== PROBLEM DESCRIPTION ==
Extract every line that contains the word "profondeur".

#### ENTRIES SHOWN ####

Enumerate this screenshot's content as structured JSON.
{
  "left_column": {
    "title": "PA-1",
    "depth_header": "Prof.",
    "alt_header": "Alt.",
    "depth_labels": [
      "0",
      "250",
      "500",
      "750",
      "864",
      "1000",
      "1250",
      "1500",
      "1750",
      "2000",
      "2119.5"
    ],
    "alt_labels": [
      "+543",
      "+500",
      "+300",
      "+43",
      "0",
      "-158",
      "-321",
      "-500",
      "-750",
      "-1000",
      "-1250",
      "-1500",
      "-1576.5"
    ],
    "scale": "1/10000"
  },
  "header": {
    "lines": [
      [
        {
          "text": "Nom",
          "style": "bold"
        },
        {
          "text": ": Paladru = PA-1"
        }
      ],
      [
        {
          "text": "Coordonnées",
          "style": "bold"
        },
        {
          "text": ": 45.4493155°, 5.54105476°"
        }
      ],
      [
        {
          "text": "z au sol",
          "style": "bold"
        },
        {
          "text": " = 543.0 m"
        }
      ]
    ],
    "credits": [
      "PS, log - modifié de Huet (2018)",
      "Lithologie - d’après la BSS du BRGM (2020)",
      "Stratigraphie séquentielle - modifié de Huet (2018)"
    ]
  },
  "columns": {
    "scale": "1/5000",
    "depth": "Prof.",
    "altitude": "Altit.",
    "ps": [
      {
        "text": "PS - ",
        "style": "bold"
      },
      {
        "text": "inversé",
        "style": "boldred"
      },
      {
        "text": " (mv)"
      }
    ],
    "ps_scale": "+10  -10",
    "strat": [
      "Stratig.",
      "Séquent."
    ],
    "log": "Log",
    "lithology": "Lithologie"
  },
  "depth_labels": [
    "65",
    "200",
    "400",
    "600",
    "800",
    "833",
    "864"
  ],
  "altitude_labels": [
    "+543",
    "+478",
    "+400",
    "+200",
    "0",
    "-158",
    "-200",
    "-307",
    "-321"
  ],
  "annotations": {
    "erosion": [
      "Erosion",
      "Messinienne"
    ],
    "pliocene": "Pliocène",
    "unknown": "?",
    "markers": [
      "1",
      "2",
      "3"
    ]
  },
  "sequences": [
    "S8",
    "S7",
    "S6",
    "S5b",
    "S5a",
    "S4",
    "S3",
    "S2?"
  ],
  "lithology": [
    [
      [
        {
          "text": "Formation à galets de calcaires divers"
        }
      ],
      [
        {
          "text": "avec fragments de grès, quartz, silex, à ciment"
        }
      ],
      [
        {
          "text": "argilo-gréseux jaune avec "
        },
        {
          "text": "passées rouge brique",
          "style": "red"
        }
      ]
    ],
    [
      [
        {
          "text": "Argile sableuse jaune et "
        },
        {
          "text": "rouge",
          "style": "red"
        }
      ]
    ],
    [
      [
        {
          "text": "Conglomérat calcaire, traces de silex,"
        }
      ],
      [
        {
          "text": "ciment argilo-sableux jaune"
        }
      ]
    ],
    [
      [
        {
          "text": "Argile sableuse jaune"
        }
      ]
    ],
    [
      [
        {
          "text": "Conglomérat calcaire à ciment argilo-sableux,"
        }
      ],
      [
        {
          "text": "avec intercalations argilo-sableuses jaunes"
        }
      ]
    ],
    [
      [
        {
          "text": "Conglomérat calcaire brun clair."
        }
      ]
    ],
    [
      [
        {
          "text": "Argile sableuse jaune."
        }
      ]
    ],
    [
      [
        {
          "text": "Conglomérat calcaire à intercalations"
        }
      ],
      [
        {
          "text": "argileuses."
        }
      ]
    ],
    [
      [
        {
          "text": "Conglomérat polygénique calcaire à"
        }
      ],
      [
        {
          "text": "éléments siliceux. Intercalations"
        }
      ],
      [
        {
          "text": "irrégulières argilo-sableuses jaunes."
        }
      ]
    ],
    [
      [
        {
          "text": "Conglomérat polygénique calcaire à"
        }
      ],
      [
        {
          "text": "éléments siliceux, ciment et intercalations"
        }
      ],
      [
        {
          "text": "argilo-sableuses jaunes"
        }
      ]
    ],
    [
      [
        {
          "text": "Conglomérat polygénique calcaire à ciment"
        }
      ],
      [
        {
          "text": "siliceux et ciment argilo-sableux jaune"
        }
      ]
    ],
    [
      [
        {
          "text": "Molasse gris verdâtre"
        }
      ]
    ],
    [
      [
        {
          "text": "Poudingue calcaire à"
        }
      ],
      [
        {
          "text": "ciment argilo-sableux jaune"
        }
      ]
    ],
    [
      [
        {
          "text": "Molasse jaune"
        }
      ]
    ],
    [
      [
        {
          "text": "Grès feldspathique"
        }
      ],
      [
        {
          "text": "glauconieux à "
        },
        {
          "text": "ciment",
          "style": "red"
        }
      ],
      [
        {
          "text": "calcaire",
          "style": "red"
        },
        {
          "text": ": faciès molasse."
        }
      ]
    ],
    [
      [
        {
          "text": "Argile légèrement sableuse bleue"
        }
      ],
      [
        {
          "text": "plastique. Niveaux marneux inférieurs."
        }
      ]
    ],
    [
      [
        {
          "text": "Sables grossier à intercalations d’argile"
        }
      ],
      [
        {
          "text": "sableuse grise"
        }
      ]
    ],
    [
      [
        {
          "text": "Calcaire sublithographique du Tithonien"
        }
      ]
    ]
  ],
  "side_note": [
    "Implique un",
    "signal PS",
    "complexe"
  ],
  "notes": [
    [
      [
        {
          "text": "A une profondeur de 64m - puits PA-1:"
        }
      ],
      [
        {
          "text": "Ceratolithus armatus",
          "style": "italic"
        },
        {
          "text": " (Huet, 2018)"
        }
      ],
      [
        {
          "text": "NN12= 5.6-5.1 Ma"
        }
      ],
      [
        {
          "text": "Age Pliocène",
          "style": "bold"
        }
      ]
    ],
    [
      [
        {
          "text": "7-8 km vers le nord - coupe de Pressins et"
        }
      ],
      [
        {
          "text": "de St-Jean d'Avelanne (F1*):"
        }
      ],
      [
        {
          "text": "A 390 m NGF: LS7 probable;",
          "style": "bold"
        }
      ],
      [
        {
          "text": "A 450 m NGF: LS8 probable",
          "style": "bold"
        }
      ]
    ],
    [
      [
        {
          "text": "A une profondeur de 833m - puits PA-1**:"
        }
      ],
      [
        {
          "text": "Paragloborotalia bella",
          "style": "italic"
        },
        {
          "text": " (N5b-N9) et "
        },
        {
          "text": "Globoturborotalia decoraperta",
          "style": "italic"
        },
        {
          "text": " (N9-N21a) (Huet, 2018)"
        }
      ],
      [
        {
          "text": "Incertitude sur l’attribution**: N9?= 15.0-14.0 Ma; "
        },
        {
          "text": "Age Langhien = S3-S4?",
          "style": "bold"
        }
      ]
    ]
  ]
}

####

== RIGHT ANSWER ==
          "text": "A une profondeur de 64m - puits PA-1:"
          "text": "A une profondeur de 833m - puits PA-1**:"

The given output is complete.